[Work to be completed]: Pull out every line below that contains the word "audio".

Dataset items
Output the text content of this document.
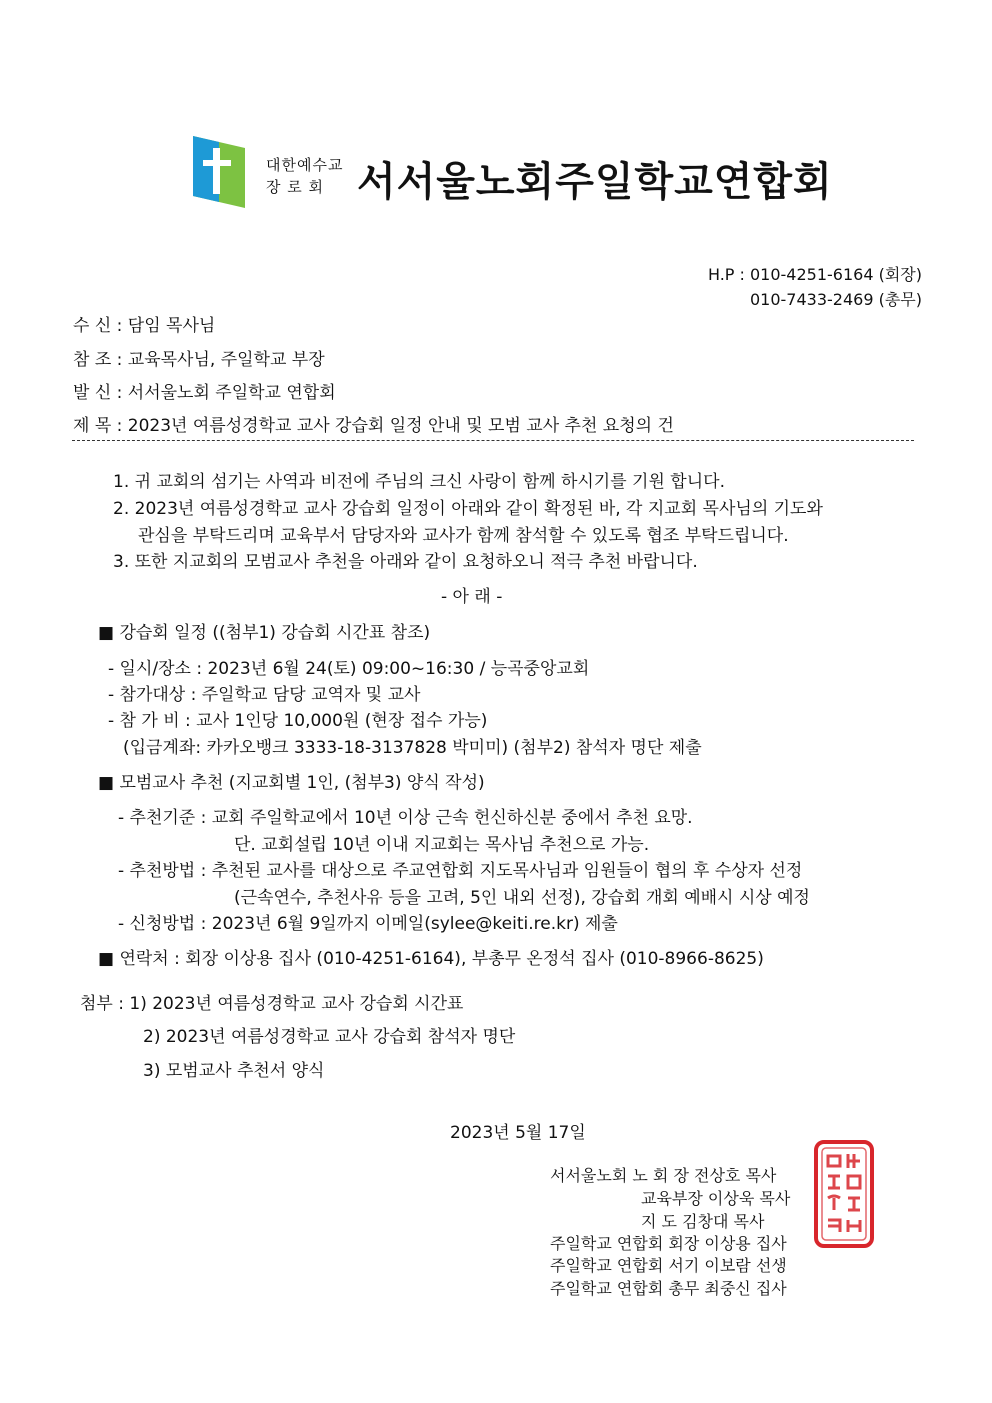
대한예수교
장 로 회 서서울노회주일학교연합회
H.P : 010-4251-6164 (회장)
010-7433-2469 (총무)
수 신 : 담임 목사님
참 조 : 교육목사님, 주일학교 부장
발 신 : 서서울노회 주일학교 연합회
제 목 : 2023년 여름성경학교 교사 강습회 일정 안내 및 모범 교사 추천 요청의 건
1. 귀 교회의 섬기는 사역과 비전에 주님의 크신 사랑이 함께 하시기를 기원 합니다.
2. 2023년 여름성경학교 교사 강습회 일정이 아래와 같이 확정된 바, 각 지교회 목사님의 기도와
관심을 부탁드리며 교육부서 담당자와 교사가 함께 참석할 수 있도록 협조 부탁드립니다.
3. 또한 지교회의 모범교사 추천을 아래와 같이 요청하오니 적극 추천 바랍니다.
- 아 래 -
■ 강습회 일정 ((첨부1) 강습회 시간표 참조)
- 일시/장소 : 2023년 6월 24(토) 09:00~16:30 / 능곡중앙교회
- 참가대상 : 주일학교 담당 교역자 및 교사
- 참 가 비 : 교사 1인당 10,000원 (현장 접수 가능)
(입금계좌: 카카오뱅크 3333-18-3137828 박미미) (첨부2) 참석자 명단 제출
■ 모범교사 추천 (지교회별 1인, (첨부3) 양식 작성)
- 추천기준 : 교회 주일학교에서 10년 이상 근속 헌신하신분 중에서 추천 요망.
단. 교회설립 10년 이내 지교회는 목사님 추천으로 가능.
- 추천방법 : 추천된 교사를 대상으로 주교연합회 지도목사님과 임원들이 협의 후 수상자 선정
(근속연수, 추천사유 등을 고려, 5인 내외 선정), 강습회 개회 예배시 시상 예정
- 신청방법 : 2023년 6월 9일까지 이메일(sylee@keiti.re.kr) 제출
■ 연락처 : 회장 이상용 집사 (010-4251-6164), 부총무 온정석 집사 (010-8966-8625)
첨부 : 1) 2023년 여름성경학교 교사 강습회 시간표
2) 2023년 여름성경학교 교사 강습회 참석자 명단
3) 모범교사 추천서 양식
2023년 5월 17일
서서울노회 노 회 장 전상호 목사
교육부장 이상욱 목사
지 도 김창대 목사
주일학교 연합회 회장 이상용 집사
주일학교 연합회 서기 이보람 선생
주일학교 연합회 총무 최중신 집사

--

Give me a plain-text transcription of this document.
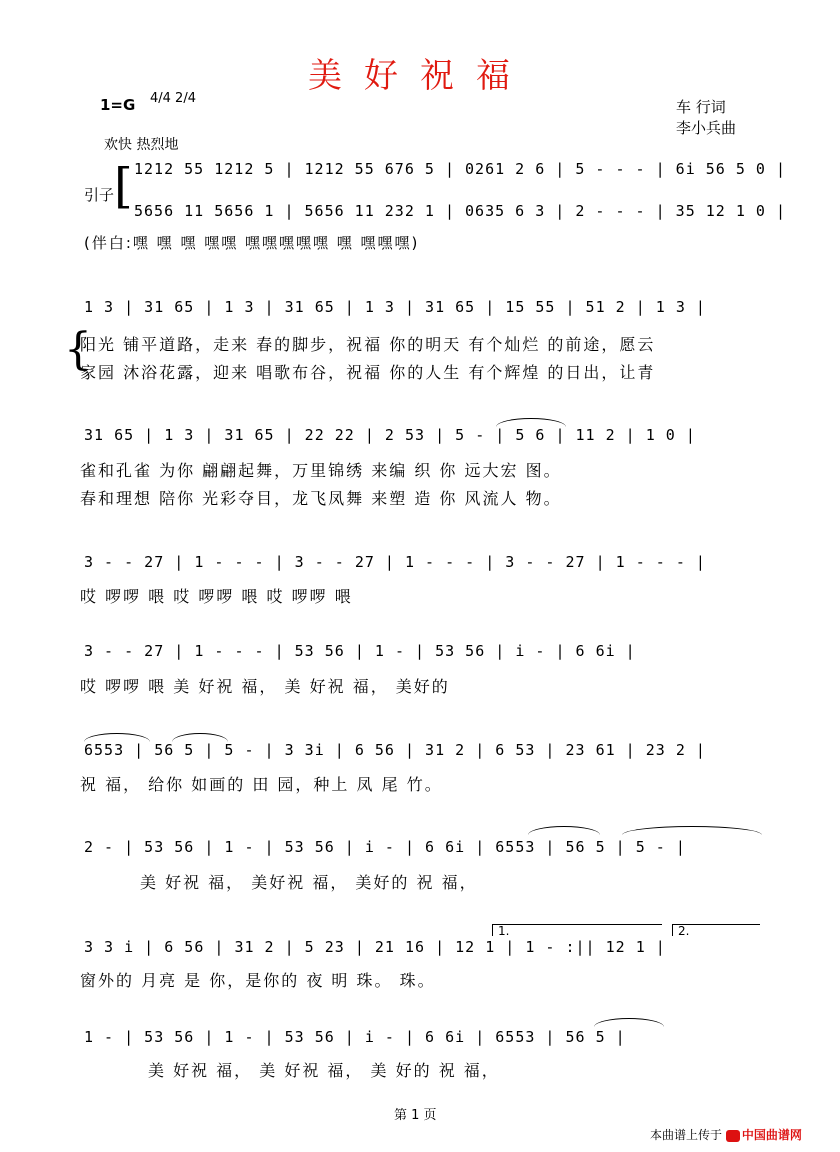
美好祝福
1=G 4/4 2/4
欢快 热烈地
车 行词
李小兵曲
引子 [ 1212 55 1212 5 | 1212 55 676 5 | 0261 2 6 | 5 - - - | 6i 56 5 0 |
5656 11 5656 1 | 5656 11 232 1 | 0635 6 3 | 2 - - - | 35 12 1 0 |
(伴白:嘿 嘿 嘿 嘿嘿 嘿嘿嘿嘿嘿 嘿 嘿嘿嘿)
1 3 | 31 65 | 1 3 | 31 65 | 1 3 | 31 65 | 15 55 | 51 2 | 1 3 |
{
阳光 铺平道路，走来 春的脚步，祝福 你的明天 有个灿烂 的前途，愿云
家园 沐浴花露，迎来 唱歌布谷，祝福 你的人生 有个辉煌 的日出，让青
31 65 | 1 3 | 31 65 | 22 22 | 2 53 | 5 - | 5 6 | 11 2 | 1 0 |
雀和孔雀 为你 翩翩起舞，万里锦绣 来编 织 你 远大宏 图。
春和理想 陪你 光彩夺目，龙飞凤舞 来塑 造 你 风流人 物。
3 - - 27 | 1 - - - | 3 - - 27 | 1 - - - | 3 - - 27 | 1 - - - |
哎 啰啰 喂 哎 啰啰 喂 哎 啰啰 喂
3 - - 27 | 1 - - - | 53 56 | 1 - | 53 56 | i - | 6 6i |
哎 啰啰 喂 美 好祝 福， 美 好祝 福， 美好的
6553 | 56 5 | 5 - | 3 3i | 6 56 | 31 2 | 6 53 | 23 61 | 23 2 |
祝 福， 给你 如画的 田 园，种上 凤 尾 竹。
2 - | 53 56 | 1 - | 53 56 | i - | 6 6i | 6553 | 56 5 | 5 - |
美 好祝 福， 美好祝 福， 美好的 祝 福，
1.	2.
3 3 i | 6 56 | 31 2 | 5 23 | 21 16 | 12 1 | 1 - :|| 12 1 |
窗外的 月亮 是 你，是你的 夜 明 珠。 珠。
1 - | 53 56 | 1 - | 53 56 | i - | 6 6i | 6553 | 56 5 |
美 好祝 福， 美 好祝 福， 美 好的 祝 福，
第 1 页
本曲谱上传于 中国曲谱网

* * *

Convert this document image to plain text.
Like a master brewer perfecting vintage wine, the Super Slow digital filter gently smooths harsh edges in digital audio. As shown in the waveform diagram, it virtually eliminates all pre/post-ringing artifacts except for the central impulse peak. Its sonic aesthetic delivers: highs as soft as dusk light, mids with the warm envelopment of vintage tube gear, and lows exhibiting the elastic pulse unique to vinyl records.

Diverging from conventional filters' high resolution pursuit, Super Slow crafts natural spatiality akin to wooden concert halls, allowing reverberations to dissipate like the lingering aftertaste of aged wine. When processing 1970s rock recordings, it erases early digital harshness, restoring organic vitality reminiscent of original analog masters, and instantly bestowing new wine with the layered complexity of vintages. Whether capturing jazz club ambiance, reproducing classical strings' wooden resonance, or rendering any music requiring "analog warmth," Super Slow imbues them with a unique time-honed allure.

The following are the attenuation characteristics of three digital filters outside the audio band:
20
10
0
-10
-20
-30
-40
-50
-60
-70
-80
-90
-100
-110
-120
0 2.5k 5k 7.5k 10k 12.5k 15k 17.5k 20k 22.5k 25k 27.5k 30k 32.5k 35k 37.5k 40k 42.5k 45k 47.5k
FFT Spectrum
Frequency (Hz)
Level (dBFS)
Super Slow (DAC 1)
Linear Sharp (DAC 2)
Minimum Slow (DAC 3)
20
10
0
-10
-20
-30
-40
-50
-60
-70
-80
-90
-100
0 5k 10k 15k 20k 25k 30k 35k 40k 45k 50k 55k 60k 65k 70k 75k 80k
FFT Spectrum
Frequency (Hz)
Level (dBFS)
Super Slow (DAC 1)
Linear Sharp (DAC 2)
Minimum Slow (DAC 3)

[Exercise response]:
Like a master brewer perfecting vintage wine, the Super Slow digital filter gently smooths harsh edges in digital audio. As shown in the waveform diagram, it virtually eliminates all pre/post-ringing artifacts except for the central impulse peak. Its sonic aesthetic delivers: highs as soft as dusk light, mids with the warm envelopment of vintage tube gear, and lows exhibiting the elastic pulse unique to vinyl records.
The following are the attenuation characteristics of three digital filters outside the audio band:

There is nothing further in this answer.